### DIRECTIONS
Using the data below, copy each line that includes the word "JSON".

### AVAILABLE DATA

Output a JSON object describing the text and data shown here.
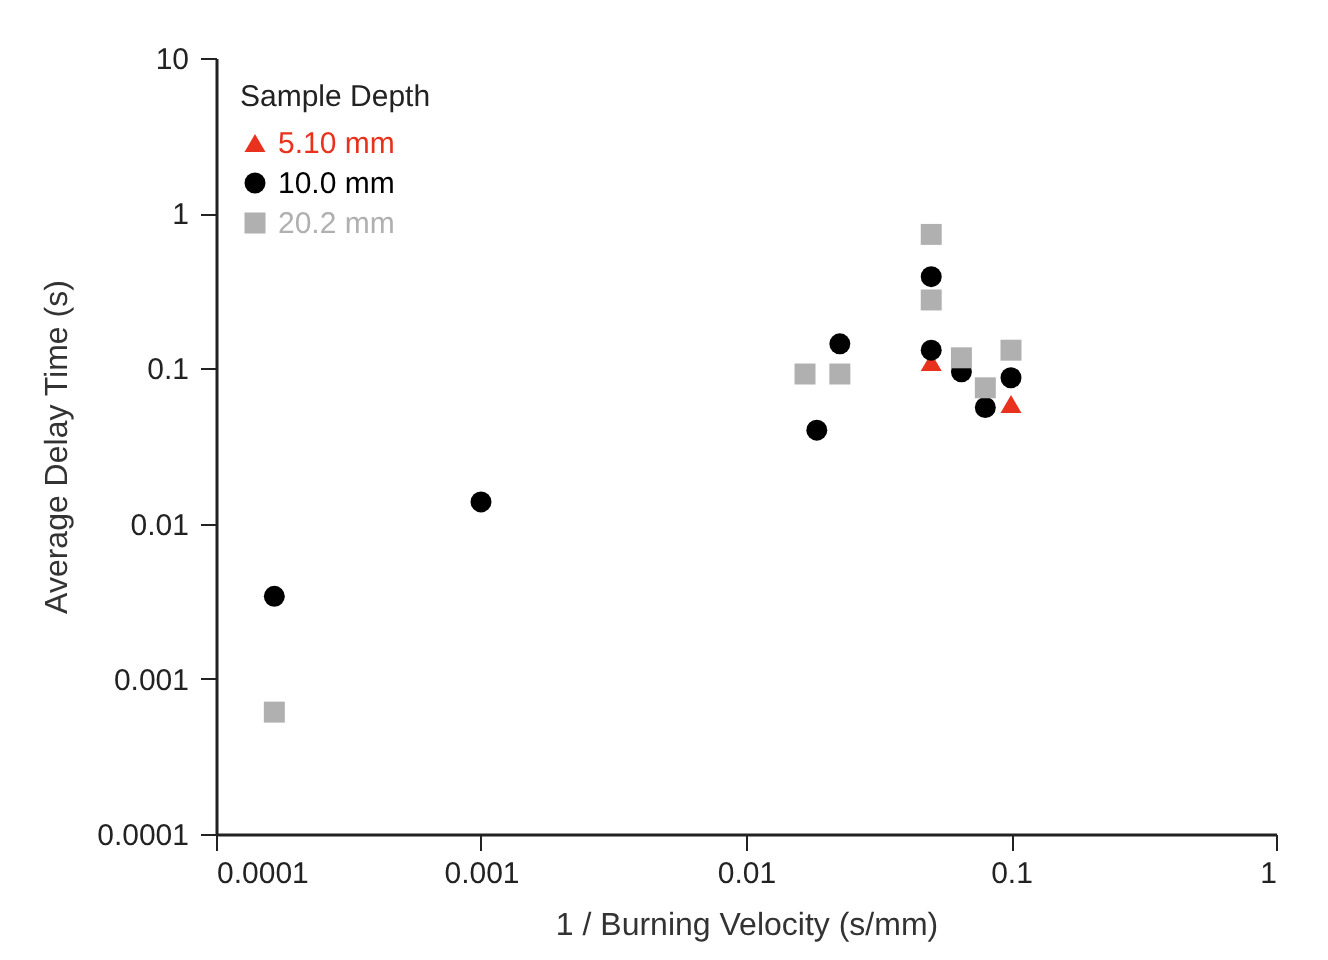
{
  "chart_data": {
    "type": "scatter",
    "xlabel": "1 / Burning Velocity (s/mm)",
    "ylabel": "Average Delay Time (s)",
    "legend_title": "Sample Depth",
    "legend": "top left",
    "log": "xy",
    "grid": false,
    "xlim": [
      0.0001,
      1
    ],
    "xticks": [
      0.0001,
      0.001,
      0.01,
      0.1,
      1
    ],
    "ylim": [
      0.0001,
      10
    ],
    "yticks": [
      0.0001,
      0.001,
      0.01,
      0.1,
      1,
      10
    ],
    "series": [
      {
        "name": "5.10 mm",
        "color": "#e8321e",
        "marker": "triangle",
        "x": [
          0.05,
          0.1
        ],
        "values": [
          0.11,
          0.059
        ]
      },
      {
        "name": "10.0 mm",
        "color": "#000000",
        "marker": "circle",
        "x": [
          0.000166,
          0.001,
          0.0185,
          0.0226,
          0.05,
          0.05,
          0.065,
          0.08,
          0.1
        ],
        "values": [
          0.0034,
          0.0138,
          0.04,
          0.144,
          0.39,
          0.131,
          0.095,
          0.056,
          0.087
        ]
      },
      {
        "name": "20.2 mm",
        "color": "#b0b0b0",
        "marker": "square",
        "x": [
          0.000166,
          0.0167,
          0.0226,
          0.05,
          0.05,
          0.065,
          0.08,
          0.1
        ],
        "values": [
          0.00061,
          0.092,
          0.092,
          0.73,
          0.276,
          0.117,
          0.075,
          0.131
        ]
      }
    ]
  }
}
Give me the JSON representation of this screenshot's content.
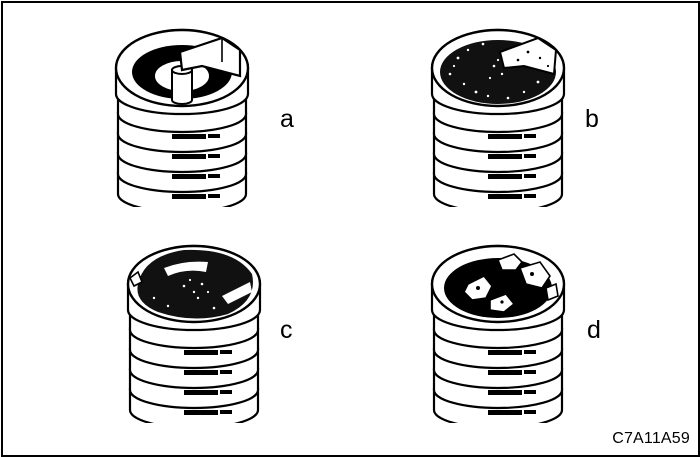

### FINAL RESULT
Output a JSON object describing the text and data shown here.
Give me the JSON representation of this screenshot's content.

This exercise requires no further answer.